>> begin

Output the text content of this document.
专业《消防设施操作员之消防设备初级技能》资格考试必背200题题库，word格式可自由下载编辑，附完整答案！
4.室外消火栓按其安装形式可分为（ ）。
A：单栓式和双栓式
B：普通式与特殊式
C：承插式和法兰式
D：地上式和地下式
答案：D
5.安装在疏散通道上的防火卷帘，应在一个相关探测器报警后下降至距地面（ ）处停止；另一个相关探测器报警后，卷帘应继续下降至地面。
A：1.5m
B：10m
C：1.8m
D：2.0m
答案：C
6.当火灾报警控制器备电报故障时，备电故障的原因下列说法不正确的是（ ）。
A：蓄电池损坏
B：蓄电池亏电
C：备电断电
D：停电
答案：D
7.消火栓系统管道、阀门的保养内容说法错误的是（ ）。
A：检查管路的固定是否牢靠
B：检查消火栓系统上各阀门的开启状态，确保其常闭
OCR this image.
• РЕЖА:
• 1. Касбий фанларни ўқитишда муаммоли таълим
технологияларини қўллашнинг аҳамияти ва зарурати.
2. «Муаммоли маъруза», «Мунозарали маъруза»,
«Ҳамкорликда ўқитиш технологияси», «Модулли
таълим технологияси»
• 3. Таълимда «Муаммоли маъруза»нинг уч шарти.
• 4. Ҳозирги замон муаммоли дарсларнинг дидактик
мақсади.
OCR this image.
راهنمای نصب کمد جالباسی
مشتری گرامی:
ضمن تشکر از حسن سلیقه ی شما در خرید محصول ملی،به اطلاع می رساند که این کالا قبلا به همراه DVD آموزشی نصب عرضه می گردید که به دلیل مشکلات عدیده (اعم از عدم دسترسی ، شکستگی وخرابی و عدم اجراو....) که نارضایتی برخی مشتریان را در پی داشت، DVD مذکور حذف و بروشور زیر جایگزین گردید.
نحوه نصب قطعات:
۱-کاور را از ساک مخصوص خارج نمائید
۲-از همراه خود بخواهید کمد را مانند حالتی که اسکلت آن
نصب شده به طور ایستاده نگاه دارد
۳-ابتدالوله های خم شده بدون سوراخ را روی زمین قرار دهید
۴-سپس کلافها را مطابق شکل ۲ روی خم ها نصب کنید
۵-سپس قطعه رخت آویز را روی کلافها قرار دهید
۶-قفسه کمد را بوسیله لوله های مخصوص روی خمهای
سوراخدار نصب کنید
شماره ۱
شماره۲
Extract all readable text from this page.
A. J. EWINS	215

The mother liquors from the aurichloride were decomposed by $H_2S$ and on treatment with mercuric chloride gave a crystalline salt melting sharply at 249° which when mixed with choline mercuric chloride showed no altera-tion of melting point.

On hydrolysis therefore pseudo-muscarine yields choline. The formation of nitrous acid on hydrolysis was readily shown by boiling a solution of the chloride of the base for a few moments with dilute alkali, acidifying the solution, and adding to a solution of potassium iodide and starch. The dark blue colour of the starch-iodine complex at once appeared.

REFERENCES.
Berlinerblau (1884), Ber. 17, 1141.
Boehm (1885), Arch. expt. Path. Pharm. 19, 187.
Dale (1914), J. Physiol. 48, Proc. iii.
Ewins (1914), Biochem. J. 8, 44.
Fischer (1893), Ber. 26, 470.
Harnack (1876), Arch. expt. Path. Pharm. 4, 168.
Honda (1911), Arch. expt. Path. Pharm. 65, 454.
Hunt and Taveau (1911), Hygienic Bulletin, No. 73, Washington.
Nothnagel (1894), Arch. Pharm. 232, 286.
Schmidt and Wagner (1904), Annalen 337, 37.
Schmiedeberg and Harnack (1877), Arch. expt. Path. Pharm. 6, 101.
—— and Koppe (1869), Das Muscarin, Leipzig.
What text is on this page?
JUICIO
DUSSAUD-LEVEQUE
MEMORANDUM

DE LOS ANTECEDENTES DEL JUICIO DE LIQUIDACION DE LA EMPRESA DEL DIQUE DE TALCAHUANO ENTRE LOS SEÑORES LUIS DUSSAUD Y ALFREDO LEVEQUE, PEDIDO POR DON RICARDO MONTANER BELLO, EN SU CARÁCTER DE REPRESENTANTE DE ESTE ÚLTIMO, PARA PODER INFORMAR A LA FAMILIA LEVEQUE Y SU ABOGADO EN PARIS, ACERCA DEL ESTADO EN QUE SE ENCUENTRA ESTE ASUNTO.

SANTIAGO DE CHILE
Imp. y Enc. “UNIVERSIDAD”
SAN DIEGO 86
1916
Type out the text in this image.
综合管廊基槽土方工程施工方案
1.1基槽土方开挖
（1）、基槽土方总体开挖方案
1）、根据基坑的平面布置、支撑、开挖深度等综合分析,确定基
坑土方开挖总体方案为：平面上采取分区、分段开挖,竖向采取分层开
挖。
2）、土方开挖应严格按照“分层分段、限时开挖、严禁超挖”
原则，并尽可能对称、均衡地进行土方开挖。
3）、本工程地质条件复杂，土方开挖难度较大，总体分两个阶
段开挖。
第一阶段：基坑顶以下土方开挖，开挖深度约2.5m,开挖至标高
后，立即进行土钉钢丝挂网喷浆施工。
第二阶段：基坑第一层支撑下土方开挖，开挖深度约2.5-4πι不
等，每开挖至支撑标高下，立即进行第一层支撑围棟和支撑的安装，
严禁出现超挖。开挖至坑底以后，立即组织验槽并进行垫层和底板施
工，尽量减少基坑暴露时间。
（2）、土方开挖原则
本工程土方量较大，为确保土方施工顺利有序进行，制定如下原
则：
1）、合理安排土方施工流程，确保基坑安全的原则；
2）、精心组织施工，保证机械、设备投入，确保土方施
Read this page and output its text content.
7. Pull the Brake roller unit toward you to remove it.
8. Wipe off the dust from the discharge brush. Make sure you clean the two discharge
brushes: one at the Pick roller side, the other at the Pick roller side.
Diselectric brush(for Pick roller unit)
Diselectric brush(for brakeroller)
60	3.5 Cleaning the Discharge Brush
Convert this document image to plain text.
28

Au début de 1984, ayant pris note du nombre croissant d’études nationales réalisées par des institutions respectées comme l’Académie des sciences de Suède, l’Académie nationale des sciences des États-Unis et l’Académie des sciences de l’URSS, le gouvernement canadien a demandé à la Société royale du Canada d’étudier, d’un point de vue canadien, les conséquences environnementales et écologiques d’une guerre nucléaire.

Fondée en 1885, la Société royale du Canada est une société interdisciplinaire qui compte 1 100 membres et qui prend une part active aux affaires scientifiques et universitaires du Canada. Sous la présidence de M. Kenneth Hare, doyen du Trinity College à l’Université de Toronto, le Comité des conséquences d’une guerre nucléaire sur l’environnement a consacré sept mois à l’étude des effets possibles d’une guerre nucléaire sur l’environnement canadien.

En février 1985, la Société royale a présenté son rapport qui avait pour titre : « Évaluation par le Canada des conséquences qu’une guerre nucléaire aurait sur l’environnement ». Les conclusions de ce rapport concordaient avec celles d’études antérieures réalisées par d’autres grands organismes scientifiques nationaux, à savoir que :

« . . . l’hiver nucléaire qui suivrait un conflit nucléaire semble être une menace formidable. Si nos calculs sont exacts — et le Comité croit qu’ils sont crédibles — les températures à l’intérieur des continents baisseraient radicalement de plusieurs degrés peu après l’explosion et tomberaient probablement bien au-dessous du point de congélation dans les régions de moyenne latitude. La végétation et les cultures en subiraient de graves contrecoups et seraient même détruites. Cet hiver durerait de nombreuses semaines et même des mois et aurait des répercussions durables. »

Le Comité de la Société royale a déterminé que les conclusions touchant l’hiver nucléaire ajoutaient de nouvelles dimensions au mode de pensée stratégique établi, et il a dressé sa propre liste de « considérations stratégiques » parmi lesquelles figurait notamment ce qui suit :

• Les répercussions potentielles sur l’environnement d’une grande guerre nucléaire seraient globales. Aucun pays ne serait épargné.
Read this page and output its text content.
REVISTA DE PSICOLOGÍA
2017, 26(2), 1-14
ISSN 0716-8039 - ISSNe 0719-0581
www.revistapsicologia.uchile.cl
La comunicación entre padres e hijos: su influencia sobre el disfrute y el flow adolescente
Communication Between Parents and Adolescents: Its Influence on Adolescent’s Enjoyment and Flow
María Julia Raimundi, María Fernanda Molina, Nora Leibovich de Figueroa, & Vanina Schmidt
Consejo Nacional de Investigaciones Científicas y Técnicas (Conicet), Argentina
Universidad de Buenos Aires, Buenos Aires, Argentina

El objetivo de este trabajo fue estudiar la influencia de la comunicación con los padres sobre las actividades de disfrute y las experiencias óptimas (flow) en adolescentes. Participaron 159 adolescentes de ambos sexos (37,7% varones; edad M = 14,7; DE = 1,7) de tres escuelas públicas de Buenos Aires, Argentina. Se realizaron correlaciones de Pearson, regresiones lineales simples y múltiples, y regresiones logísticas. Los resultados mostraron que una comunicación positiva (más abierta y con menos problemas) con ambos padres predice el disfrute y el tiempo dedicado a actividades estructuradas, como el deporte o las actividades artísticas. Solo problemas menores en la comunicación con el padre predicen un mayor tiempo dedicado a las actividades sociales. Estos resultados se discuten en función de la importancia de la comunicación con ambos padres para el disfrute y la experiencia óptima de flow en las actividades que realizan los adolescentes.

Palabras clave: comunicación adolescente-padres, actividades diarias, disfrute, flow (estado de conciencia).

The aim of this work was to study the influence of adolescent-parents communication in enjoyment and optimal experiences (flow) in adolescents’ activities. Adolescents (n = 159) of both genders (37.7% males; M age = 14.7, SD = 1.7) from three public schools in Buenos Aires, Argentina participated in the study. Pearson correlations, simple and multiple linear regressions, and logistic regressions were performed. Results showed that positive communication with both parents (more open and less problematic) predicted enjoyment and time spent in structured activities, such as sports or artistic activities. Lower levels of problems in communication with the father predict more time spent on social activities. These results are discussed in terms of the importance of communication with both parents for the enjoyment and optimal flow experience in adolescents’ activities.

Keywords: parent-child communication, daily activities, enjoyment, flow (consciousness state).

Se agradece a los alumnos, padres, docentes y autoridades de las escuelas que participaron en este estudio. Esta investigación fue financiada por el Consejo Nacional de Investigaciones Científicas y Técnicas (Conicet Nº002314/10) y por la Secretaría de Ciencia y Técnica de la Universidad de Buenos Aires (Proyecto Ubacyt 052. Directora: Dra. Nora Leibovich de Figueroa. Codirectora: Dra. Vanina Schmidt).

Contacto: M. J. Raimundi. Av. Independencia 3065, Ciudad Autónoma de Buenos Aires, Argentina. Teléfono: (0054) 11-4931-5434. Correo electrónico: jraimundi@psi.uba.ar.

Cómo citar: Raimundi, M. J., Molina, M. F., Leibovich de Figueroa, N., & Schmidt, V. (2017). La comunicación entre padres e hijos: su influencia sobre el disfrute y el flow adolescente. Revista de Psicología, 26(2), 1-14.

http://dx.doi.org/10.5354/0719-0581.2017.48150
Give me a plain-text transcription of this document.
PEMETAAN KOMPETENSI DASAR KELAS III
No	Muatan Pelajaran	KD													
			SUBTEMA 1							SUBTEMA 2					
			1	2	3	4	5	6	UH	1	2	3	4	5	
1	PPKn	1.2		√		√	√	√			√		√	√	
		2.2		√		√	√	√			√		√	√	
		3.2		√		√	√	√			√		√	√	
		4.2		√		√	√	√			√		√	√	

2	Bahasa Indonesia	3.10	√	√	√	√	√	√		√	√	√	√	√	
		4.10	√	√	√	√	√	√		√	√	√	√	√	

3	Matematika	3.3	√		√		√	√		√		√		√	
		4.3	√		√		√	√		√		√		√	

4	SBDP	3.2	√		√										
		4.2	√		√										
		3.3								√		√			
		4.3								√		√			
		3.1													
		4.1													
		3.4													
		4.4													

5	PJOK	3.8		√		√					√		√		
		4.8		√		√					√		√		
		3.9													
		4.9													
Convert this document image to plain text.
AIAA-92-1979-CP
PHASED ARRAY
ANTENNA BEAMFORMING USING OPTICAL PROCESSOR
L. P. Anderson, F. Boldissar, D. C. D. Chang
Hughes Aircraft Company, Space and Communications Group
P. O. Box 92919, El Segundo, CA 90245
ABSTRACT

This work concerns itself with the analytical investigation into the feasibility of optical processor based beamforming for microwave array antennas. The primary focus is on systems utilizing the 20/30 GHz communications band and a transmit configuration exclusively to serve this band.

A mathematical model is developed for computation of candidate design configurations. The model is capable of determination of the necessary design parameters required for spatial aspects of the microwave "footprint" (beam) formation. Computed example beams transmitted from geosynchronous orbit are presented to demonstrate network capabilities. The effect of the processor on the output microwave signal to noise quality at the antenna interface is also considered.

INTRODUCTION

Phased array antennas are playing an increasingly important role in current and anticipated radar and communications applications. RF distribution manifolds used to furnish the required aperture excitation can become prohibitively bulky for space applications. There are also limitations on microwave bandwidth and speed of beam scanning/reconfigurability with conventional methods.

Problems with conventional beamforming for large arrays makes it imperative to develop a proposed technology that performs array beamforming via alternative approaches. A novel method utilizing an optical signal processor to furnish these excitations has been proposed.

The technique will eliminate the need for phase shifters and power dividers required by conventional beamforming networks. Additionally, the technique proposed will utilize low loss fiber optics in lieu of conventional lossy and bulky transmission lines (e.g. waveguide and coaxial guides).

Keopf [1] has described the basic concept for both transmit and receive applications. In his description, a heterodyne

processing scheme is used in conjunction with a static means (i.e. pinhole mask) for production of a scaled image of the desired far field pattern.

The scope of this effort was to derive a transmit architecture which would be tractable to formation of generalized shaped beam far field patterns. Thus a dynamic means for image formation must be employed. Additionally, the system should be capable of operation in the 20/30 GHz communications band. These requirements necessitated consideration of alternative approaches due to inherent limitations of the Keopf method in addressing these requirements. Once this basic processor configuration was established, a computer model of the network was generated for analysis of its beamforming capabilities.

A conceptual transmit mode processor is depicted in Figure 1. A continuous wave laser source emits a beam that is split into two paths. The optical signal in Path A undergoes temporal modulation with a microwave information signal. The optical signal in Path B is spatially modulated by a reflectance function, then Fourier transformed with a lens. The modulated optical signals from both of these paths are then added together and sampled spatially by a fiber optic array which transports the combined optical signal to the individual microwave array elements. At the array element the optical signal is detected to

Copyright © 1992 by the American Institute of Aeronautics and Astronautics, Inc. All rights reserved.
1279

>> end

GOAL:
Find the word "mois" in the records and pull out each line that has it.

RESPONSE TO THE TASK:
Fondée en 1885, la Société royale du Canada est une société interdisciplinaire qui compte 1 100 membres et qui prend une part active aux affaires scientifiques et universitaires du Canada. Sous la présidence de M. Kenneth Hare, doyen du Trinity College à l’Université de Toronto, le Comité des conséquences d’une guerre nucléaire sur l’environnement a consacré sept mois à l’étude des effets possibles d’une guerre nucléaire sur l’environnement canadien.
« . . . l’hiver nucléaire qui suivrait un conflit nucléaire semble être une menace formidable. Si nos calculs sont exacts — et le Comité croit qu’ils sont crédibles — les températures à l’intérieur des continents baisseraient radicalement de plusieurs degrés peu après l’explosion et tomberaient probablement bien au-dessous du point de congélation dans les régions de moyenne latitude. La végétation et les cultures en subiraient de graves contrecoups et seraient même détruites. Cet hiver durerait de nombreuses semaines et même des mois et aurait des répercussions durables. »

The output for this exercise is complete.